╔══
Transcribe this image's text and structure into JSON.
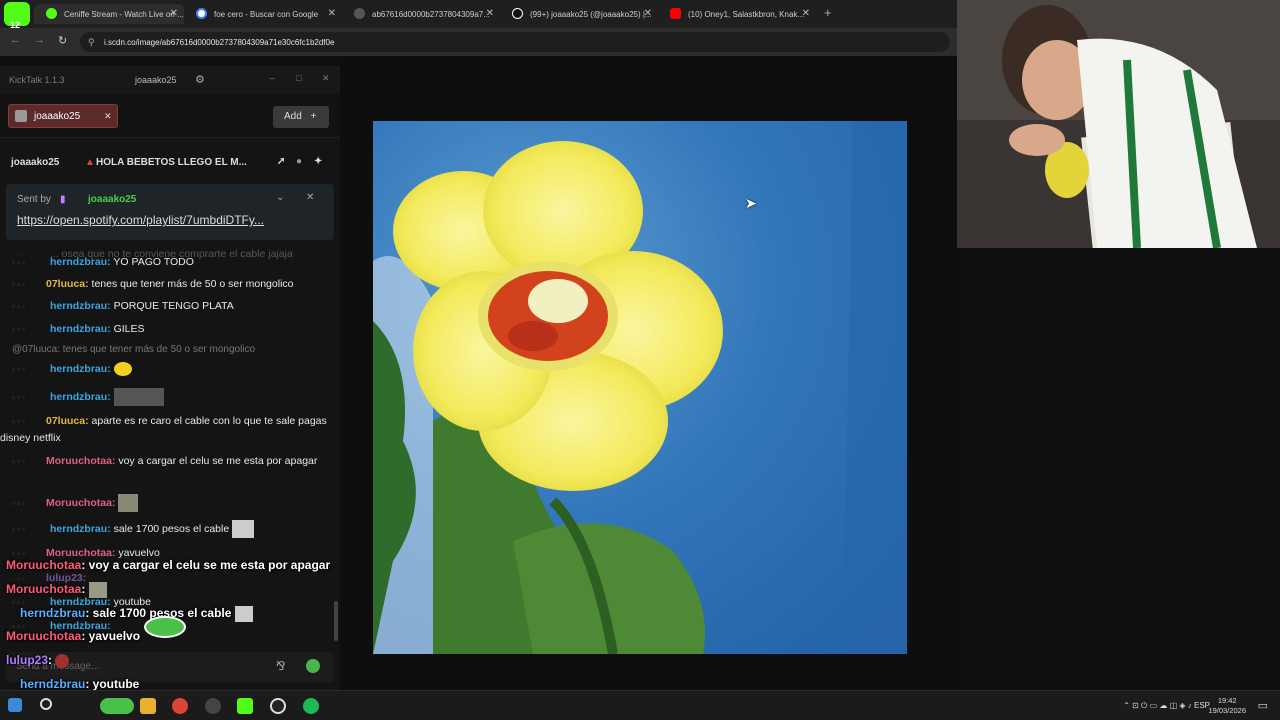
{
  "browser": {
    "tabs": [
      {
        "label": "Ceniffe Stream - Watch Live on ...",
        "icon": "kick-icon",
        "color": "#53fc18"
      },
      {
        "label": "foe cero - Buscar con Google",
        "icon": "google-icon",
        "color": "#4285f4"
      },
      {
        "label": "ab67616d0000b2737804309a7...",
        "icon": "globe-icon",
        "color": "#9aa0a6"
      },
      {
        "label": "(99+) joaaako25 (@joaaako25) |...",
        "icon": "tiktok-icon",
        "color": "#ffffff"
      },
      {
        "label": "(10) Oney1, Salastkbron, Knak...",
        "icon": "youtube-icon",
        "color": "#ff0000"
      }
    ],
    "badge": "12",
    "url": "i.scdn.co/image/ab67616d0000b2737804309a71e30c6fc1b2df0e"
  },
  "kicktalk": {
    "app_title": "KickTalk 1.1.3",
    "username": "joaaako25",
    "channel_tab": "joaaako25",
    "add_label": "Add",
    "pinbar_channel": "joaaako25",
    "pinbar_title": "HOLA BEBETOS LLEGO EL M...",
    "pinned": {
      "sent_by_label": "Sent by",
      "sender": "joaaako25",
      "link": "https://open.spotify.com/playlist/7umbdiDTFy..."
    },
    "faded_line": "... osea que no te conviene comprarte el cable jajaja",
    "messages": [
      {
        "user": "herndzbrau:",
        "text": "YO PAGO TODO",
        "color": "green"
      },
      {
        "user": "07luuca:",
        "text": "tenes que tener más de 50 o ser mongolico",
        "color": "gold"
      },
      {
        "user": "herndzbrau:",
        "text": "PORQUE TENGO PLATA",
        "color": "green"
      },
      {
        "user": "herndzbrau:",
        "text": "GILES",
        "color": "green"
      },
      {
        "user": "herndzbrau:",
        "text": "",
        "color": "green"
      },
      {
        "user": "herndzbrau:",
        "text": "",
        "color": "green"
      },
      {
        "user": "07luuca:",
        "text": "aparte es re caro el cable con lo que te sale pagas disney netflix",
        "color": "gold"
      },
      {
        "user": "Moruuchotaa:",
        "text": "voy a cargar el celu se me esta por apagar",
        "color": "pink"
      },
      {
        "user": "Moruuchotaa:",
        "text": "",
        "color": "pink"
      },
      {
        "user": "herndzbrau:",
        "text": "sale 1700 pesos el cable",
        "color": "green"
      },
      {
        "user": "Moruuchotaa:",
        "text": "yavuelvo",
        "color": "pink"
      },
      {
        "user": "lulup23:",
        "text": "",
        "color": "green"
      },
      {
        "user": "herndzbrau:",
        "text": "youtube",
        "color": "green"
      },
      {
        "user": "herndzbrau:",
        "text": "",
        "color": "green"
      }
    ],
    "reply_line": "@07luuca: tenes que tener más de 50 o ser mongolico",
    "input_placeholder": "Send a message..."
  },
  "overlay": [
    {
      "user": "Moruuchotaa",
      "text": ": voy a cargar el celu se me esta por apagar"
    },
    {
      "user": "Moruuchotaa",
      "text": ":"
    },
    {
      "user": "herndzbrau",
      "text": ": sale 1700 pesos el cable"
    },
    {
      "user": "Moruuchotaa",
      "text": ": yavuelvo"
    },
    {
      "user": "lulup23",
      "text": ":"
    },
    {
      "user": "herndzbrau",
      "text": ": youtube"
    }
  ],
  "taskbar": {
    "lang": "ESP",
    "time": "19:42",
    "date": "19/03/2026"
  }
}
╚══
╔══
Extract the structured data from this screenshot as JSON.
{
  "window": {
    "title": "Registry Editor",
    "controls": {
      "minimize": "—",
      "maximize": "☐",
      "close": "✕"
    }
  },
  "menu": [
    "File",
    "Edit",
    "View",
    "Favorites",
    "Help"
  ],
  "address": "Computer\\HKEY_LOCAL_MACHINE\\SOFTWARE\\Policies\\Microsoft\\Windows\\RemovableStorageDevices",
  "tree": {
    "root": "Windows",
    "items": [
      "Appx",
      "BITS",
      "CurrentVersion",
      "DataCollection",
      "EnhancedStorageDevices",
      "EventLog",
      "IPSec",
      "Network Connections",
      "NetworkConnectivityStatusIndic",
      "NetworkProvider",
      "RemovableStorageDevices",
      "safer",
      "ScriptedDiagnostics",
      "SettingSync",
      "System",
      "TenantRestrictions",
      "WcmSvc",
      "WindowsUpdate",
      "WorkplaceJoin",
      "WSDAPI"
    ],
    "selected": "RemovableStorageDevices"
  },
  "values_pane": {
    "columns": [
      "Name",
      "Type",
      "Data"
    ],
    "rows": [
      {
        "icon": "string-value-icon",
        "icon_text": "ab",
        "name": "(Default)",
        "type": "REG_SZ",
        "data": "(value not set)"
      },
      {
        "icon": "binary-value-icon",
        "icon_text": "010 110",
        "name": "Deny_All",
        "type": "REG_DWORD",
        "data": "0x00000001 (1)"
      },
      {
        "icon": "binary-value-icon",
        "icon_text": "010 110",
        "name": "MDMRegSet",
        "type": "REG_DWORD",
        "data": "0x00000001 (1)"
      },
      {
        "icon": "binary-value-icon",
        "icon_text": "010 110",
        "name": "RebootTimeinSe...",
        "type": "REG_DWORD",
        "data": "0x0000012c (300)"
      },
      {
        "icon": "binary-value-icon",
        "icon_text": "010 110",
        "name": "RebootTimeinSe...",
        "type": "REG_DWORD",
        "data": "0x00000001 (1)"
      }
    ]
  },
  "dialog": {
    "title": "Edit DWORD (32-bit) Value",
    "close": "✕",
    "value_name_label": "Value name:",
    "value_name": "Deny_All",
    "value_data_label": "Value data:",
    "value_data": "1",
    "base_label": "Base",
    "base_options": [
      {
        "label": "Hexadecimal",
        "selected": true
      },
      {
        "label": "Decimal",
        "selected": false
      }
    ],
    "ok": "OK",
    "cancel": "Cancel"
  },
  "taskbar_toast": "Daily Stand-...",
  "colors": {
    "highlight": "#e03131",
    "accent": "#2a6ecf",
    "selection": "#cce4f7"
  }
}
╚══
# Exercise objective:
In the records above, collect each line with "RemovableStorageDevices".

# Correct answer:
  "address": "Computer\\HKEY_LOCAL_MACHINE\\SOFTWARE\\Policies\\Microsoft\\Windows\\RemovableStorageDevices",
      "RemovableStorageDevices",
    "selected": "RemovableStorageDevices"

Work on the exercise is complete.